<<<<

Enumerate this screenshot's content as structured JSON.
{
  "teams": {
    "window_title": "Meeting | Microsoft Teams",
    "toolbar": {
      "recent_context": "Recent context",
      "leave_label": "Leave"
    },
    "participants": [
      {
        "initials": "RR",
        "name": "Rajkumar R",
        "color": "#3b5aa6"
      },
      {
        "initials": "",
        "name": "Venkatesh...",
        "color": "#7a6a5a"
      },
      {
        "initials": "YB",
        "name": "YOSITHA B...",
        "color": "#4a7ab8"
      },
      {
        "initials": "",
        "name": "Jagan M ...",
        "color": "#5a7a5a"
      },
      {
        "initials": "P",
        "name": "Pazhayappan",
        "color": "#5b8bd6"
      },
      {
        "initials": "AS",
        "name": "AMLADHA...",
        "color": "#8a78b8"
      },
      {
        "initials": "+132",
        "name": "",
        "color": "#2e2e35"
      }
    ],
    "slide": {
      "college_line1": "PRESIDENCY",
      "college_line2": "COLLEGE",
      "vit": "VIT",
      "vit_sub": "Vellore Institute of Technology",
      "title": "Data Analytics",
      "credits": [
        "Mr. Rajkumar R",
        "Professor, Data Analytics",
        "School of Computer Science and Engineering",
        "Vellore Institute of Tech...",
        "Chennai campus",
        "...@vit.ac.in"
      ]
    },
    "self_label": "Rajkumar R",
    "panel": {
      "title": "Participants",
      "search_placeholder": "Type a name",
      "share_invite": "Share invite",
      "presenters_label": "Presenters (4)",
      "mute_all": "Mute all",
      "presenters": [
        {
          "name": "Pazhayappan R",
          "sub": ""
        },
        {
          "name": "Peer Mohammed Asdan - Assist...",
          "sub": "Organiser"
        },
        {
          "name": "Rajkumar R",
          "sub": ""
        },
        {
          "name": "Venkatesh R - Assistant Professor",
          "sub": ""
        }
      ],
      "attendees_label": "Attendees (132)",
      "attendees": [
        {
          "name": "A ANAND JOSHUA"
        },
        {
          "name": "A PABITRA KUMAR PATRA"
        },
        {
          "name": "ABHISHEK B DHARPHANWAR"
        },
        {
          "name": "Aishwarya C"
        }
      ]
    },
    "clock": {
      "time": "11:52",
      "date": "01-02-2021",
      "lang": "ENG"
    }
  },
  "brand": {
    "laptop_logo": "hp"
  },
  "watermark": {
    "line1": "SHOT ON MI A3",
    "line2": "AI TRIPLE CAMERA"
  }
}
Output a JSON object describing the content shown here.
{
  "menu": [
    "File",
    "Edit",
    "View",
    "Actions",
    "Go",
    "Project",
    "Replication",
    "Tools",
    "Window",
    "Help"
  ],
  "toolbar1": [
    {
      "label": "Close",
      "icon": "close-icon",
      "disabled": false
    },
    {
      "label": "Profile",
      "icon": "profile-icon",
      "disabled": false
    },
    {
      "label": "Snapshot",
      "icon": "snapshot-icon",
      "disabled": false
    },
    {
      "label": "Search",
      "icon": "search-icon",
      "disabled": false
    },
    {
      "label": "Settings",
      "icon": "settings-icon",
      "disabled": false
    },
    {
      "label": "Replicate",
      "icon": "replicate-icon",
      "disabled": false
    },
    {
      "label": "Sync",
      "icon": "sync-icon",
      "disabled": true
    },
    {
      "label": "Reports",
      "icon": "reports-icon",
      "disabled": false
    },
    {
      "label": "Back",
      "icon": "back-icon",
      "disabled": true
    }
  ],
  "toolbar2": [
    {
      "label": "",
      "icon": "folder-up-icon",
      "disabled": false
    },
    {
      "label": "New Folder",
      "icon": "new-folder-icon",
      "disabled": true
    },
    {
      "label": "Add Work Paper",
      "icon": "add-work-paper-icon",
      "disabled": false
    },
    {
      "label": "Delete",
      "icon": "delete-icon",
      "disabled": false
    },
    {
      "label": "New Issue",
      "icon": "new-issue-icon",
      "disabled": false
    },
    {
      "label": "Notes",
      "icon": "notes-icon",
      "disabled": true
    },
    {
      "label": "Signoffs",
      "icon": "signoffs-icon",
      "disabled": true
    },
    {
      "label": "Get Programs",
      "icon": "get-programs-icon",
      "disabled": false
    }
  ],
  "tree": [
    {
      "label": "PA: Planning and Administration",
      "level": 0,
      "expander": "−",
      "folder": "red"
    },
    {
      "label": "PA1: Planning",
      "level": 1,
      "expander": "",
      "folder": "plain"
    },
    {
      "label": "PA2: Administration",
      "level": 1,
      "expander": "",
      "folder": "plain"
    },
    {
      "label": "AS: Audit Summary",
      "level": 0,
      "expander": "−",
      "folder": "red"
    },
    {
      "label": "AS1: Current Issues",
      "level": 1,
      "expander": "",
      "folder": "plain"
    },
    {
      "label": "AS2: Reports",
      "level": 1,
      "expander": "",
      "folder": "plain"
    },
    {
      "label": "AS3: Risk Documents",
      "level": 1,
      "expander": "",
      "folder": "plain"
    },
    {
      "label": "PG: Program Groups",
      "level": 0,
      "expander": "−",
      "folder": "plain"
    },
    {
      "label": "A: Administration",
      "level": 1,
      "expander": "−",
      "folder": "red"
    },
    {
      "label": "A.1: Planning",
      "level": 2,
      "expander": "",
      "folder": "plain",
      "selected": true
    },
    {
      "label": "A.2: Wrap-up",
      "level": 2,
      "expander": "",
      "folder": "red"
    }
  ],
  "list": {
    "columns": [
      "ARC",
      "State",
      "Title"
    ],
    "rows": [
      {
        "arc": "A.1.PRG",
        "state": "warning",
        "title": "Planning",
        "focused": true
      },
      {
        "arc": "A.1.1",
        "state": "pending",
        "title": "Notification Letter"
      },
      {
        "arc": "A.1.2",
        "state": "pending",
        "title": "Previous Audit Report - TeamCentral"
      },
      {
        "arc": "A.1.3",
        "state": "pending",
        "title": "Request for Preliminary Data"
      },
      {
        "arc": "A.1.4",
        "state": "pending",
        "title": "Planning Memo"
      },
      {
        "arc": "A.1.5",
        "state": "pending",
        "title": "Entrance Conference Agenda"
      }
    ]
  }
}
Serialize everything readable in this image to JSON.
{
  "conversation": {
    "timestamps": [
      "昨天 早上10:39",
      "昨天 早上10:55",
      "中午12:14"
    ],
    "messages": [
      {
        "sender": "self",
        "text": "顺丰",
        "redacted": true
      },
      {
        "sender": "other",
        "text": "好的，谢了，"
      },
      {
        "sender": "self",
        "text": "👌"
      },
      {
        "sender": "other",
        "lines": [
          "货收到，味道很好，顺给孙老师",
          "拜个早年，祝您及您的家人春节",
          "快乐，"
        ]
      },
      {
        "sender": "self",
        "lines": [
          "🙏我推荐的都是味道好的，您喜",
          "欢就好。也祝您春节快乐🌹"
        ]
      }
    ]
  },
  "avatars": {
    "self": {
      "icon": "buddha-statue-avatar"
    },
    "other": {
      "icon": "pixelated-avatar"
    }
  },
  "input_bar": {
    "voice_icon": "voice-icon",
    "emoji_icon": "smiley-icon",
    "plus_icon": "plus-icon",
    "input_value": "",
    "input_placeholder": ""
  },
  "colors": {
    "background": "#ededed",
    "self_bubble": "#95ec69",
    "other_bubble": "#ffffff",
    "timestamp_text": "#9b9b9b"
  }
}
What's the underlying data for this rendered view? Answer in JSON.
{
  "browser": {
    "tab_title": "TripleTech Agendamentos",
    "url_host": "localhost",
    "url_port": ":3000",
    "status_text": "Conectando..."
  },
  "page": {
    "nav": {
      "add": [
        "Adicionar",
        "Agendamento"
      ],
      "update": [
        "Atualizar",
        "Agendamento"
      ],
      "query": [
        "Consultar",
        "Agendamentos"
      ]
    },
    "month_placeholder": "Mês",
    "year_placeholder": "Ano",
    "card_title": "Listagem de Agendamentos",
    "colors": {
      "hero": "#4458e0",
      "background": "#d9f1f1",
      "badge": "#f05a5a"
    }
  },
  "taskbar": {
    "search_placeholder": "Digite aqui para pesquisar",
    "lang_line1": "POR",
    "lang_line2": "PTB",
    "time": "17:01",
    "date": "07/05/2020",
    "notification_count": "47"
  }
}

>>>>

*YOUR INSTRUCTIONS*
Quote the line that contains "Serialize everything readable" and each line after it through the end of the data, exactly, leaving out everything else.

*THE REPLY*
Serialize everything readable in this image to JSON.
{
  "conversation": {
    "timestamps": [
      "昨天 早上10:39",
      "昨天 早上10:55",
      "中午12:14"
    ],
    "messages": [
      {
        "sender": "self",
        "text": "顺丰",
        "redacted": true
      },
      {
        "sender": "other",
        "text": "好的，谢了，"
      },
      {
        "sender": "self",
        "text": "👌"
      },
      {
        "sender": "other",
        "lines": [
          "货收到，味道很好，顺给孙老师",
          "拜个早年，祝您及您的家人春节",
          "快乐，"
        ]
      },
      {
        "sender": "self",
        "lines": [
          "🙏我推荐的都是味道好的，您喜",
          "欢就好。也祝您春节快乐🌹"
        ]
      }
    ]
  },
  "avatars": {
    "self": {
      "icon": "buddha-statue-avatar"
    },
    "other": {
      "icon": "pixelated-avatar"
    }
  },
  "input_bar": {
    "voice_icon": "voice-icon",
    "emoji_icon": "smiley-icon",
    "plus_icon": "plus-icon",
    "input_value": "",
    "input_placeholder": ""
  },
  "colors": {
    "background": "#ededed",
    "self_bubble": "#95ec69",
    "other_bubble": "#ffffff",
    "timestamp_text": "#9b9b9b"
  }
}
What's the underlying data for this rendered view? Answer in JSON.
{
  "browser": {
    "tab_title": "TripleTech Agendamentos",
    "url_host": "localhost",
    "url_port": ":3000",
    "status_text": "Conectando..."
  },
  "page": {
    "nav": {
      "add": [
        "Adicionar",
        "Agendamento"
      ],
      "update": [
        "Atualizar",
        "Agendamento"
      ],
      "query": [
        "Consultar",
        "Agendamentos"
      ]
    },
    "month_placeholder": "Mês",
    "year_placeholder": "Ano",
    "card_title": "Listagem de Agendamentos",
    "colors": {
      "hero": "#4458e0",
      "background": "#d9f1f1",
      "badge": "#f05a5a"
    }
  },
  "taskbar": {
    "search_placeholder": "Digite aqui para pesquisar",
    "lang_line1": "POR",
    "lang_line2": "PTB",
    "time": "17:01",
    "date": "07/05/2020",
    "notification_count": "47"
  }
}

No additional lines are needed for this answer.